● Aim of the task
Locate all lines with the word "Sıcaklık" and copy them out.

(Part of a data file)
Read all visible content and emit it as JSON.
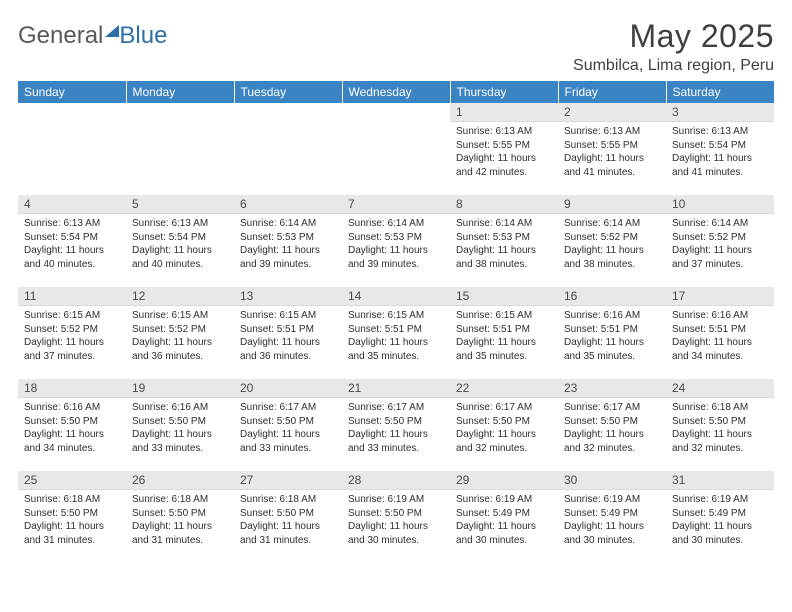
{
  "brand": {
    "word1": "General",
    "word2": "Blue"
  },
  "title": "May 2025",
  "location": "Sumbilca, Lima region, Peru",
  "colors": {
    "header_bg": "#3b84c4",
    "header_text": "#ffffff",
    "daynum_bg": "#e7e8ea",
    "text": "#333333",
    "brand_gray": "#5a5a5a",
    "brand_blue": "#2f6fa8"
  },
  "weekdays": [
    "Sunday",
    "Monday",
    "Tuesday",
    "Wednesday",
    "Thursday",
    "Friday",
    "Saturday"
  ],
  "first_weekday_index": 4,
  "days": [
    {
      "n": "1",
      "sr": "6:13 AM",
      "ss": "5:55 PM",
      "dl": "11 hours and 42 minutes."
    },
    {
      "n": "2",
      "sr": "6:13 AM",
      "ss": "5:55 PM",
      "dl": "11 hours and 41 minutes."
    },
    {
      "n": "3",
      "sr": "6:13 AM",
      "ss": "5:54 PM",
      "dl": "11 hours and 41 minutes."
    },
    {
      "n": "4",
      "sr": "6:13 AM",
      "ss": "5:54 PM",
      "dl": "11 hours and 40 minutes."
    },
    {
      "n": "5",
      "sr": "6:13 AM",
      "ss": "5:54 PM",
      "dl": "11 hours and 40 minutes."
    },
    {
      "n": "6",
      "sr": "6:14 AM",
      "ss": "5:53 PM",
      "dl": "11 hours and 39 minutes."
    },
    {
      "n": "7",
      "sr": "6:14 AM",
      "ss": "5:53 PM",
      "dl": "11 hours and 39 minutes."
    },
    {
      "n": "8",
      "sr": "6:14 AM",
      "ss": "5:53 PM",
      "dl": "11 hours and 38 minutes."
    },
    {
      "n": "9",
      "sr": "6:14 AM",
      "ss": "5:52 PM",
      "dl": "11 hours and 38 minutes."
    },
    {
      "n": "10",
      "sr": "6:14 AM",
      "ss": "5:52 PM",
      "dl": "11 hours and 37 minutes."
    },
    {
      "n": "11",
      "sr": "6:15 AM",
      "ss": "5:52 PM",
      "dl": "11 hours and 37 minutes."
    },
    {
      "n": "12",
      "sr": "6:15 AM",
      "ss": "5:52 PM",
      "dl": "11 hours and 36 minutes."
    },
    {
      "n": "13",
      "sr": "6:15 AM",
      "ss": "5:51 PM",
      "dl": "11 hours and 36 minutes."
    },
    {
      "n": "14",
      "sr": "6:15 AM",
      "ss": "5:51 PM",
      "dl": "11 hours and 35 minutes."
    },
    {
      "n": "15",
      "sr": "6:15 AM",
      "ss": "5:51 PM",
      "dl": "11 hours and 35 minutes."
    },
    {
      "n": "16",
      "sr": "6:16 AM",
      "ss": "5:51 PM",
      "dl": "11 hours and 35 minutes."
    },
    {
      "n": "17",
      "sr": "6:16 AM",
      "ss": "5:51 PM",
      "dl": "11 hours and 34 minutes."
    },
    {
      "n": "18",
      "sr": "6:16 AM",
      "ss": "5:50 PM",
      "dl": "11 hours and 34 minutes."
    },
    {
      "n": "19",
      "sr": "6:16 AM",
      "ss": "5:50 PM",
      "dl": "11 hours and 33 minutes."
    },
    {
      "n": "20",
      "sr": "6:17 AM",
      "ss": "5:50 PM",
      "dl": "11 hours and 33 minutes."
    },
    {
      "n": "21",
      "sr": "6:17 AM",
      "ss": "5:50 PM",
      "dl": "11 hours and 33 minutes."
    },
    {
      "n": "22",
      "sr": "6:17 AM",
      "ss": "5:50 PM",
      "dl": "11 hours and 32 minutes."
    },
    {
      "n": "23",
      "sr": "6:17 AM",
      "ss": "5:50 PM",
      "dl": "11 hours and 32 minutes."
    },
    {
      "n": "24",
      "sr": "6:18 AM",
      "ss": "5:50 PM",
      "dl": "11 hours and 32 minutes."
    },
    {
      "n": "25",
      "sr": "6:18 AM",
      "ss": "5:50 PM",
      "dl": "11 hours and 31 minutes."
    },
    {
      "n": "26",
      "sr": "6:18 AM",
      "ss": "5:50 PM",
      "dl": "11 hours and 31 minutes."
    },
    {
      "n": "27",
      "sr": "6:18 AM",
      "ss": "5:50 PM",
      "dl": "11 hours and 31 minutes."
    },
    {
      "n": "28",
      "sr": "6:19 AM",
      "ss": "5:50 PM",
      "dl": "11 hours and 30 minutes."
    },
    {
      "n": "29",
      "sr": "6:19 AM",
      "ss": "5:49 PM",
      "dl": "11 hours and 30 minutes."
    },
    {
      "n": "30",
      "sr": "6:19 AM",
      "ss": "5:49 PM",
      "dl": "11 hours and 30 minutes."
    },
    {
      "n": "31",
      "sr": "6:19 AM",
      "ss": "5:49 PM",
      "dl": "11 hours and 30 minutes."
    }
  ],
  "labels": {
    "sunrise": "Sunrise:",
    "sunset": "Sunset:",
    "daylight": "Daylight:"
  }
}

--

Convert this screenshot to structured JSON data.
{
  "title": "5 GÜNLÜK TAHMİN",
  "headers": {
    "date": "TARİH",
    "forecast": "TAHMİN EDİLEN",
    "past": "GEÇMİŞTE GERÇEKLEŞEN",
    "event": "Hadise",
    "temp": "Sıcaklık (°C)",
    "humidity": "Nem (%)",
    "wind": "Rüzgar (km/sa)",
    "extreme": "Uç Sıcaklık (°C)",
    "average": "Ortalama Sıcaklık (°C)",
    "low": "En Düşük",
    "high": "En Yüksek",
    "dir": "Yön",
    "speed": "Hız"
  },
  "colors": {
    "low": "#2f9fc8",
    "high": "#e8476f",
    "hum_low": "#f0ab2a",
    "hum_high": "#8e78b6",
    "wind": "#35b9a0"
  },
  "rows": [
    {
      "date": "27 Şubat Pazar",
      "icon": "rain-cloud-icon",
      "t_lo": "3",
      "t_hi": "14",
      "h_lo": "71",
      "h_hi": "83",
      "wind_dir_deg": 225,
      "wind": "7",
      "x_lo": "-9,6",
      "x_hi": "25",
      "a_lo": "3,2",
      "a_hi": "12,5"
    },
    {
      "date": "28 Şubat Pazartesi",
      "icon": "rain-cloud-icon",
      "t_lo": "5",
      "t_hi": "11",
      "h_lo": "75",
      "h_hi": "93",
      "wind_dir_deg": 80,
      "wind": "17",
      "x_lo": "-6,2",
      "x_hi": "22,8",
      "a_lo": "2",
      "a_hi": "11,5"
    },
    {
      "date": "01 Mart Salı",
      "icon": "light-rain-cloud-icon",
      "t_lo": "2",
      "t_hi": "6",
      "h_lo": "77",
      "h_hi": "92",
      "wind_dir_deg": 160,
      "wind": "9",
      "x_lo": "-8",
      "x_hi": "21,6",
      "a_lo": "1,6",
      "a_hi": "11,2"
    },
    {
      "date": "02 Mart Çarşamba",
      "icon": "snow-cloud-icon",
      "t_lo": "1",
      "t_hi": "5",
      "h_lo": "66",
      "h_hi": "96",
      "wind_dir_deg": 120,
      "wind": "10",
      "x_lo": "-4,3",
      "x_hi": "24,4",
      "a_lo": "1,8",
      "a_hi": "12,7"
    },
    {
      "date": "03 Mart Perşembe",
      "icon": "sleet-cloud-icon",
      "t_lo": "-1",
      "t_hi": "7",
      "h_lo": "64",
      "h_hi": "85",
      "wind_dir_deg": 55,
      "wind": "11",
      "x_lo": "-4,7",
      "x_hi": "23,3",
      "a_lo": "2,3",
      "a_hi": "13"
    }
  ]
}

● Complete answer
    "temp": "Sıcaklık (°C)",
    "extreme": "Uç Sıcaklık (°C)",
    "average": "Ortalama Sıcaklık (°C)",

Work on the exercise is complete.